**Task instructions**
Copy the entries below exactly. Images do not belong in the copy.
——
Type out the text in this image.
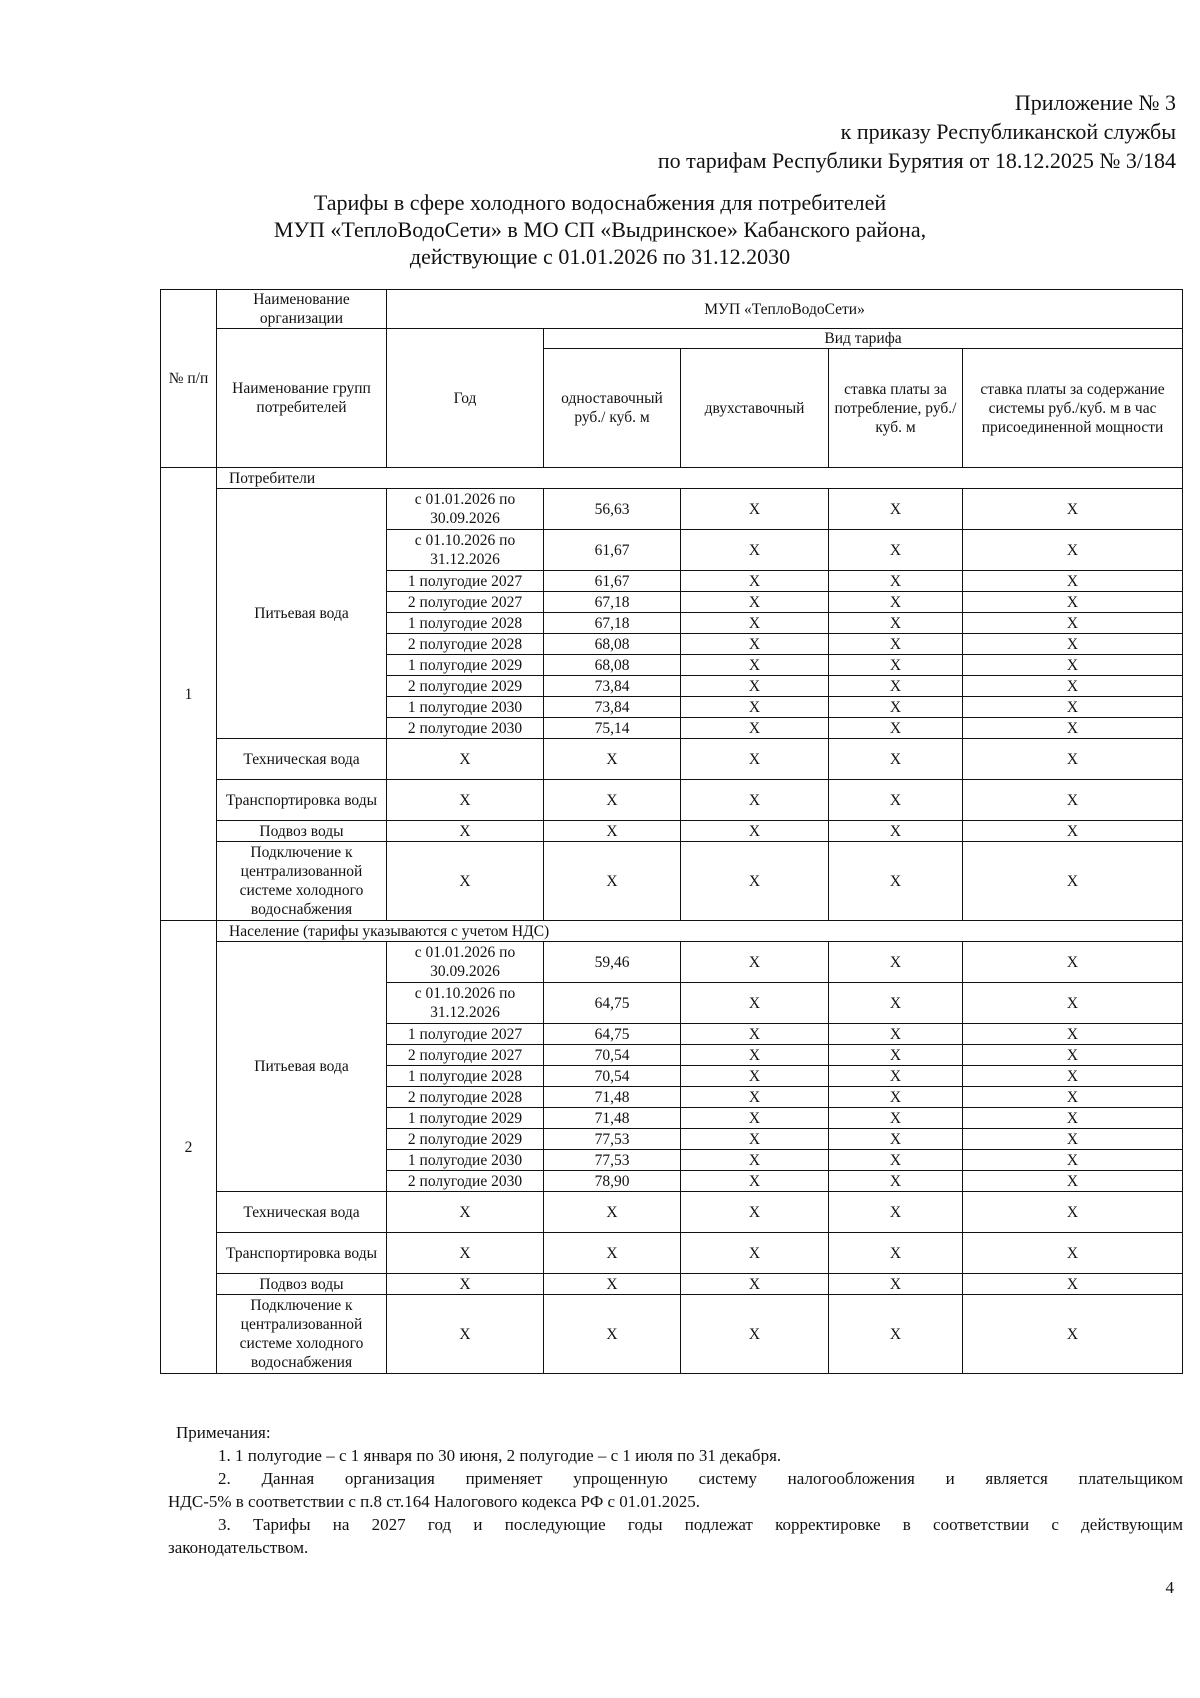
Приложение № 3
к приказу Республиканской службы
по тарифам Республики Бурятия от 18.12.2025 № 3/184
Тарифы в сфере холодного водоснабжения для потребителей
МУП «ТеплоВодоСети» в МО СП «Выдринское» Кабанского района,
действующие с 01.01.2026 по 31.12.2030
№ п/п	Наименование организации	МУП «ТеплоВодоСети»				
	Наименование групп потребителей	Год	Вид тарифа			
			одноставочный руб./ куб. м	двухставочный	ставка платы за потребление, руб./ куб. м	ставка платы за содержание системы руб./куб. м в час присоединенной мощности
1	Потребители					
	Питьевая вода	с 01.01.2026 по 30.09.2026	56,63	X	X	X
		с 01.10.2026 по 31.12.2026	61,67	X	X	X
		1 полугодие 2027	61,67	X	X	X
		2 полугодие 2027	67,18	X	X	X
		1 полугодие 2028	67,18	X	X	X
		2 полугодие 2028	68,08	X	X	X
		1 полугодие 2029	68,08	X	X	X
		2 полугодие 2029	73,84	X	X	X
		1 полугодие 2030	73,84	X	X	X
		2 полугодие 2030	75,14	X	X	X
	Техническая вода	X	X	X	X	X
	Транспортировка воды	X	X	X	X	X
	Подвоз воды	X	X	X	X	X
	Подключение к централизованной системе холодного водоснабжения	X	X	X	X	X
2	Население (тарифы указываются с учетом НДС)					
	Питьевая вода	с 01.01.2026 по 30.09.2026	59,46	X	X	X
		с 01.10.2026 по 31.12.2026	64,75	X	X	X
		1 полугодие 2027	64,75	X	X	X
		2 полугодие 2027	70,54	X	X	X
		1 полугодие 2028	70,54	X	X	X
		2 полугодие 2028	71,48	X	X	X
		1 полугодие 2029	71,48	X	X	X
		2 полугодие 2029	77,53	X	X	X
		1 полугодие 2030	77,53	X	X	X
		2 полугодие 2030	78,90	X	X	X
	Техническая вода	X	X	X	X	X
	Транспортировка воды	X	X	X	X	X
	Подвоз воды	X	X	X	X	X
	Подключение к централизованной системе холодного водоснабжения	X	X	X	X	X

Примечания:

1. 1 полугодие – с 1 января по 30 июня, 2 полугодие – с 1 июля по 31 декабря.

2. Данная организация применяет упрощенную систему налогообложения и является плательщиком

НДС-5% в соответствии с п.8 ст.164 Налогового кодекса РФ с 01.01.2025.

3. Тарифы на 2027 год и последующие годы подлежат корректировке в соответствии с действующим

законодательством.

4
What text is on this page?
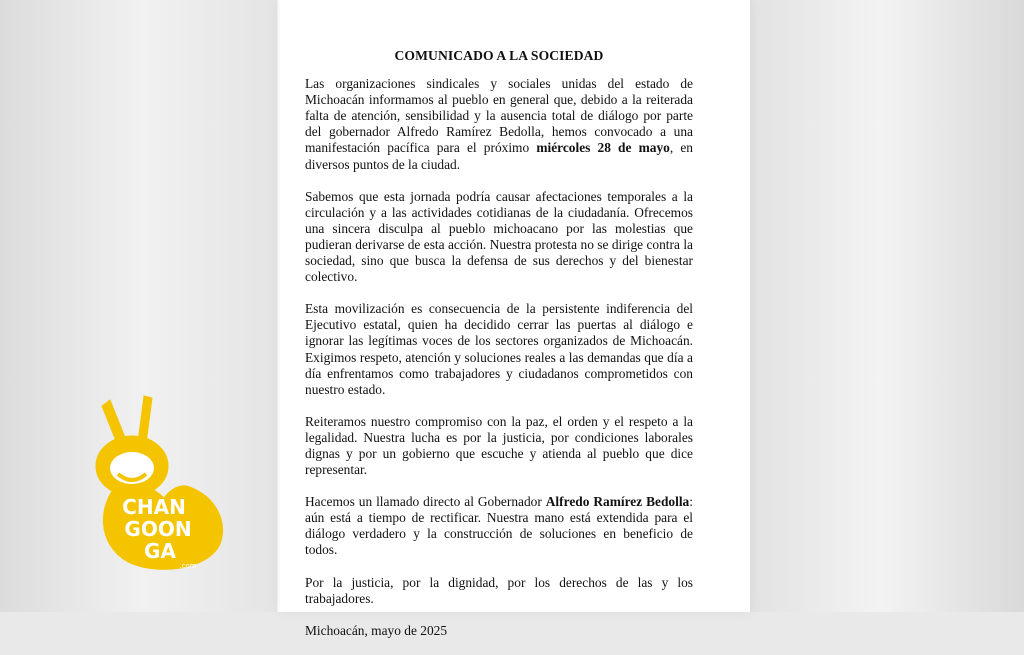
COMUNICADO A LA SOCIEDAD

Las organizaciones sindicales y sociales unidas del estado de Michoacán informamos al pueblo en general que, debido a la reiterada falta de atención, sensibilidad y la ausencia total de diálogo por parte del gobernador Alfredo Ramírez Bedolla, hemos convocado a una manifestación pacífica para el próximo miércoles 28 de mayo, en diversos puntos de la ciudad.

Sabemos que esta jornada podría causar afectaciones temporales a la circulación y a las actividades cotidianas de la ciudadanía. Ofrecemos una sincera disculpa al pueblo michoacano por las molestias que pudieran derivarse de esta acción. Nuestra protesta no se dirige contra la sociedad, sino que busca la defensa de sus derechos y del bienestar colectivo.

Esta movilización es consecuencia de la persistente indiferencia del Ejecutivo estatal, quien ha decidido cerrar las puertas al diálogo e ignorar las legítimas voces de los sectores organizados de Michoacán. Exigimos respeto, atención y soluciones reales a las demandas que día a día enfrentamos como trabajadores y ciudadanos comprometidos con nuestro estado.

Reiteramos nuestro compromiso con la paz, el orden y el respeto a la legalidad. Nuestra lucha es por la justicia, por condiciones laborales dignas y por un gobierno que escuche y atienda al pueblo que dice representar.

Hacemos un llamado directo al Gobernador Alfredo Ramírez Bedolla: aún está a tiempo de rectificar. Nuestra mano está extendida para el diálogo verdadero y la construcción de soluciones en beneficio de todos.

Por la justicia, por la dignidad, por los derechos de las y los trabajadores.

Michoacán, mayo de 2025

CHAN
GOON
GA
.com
——
**Result for this exercise**
Type out the text in this image.
Приложение № 3
к приказу Республиканской службы
по тарифам Республики Бурятия от 18.12.2025 № 3/184
Тарифы в сфере холодного водоснабжения для потребителей
МУП «ТеплоВодоСети» в МО СП «Выдринское» Кабанского района,
действующие с 01.01.2026 по 31.12.2030
№ п/п	Наименование организации	МУП «ТеплоВодоСети»				
	Наименование групп потребителей	Год	Вид тарифа			
			одноставочный руб./ куб. м	двухставочный	ставка платы за потребление, руб./ куб. м	ставка платы за содержание системы руб./куб. м в час присоединенной мощности
1	Потребители					
	Питьевая вода	с 01.01.2026 по 30.09.2026	56,63	X	X	X
		с 01.10.2026 по 31.12.2026	61,67	X	X	X
		1 полугодие 2027	61,67	X	X	X
		2 полугодие 2027	67,18	X	X	X
		1 полугодие 2028	67,18	X	X	X
		2 полугодие 2028	68,08	X	X	X
		1 полугодие 2029	68,08	X	X	X
		2 полугодие 2029	73,84	X	X	X
		1 полугодие 2030	73,84	X	X	X
		2 полугодие 2030	75,14	X	X	X
	Техническая вода	X	X	X	X	X
	Транспортировка воды	X	X	X	X	X
	Подвоз воды	X	X	X	X	X
	Подключение к централизованной системе холодного водоснабжения	X	X	X	X	X
2	Население (тарифы указываются с учетом НДС)					
	Питьевая вода	с 01.01.2026 по 30.09.2026	59,46	X	X	X
		с 01.10.2026 по 31.12.2026	64,75	X	X	X
		1 полугодие 2027	64,75	X	X	X
		2 полугодие 2027	70,54	X	X	X
		1 полугодие 2028	70,54	X	X	X
		2 полугодие 2028	71,48	X	X	X
		1 полугодие 2029	71,48	X	X	X
		2 полугодие 2029	77,53	X	X	X
		1 полугодие 2030	77,53	X	X	X
		2 полугодие 2030	78,90	X	X	X
	Техническая вода	X	X	X	X	X
	Транспортировка воды	X	X	X	X	X
	Подвоз воды	X	X	X	X	X
	Подключение к централизованной системе холодного водоснабжения	X	X	X	X	X

Примечания:

1. 1 полугодие – с 1 января по 30 июня, 2 полугодие – с 1 июля по 31 декабря.

2. Данная организация применяет упрощенную систему налогообложения и является плательщиком

НДС-5% в соответствии с п.8 ст.164 Налогового кодекса РФ с 01.01.2025.

3. Тарифы на 2027 год и последующие годы подлежат корректировке в соответствии с действующим

законодательством.

4
What text is on this page?
COMUNICADO A LA SOCIEDAD

Las organizaciones sindicales y sociales unidas del estado de Michoacán informamos al pueblo en general que, debido a la reiterada falta de atención, sensibilidad y la ausencia total de diálogo por parte del gobernador Alfredo Ramírez Bedolla, hemos convocado a una manifestación pacífica para el próximo miércoles 28 de mayo, en diversos puntos de la ciudad.

Sabemos que esta jornada podría causar afectaciones temporales a la circulación y a las actividades cotidianas de la ciudadanía. Ofrecemos una sincera disculpa al pueblo michoacano por las molestias que pudieran derivarse de esta acción. Nuestra protesta no se dirige contra la sociedad, sino que busca la defensa de sus derechos y del bienestar colectivo.

Esta movilización es consecuencia de la persistente indiferencia del Ejecutivo estatal, quien ha decidido cerrar las puertas al diálogo e ignorar las legítimas voces de los sectores organizados de Michoacán. Exigimos respeto, atención y soluciones reales a las demandas que día a día enfrentamos como trabajadores y ciudadanos comprometidos con nuestro estado.

Reiteramos nuestro compromiso con la paz, el orden y el respeto a la legalidad. Nuestra lucha es por la justicia, por condiciones laborales dignas y por un gobierno que escuche y atienda al pueblo que dice representar.

Hacemos un llamado directo al Gobernador Alfredo Ramírez Bedolla: aún está a tiempo de rectificar. Nuestra mano está extendida para el diálogo verdadero y la construcción de soluciones en beneficio de todos.

Por la justicia, por la dignidad, por los derechos de las y los trabajadores.

Michoacán, mayo de 2025

CHAN
GOON
GA
.com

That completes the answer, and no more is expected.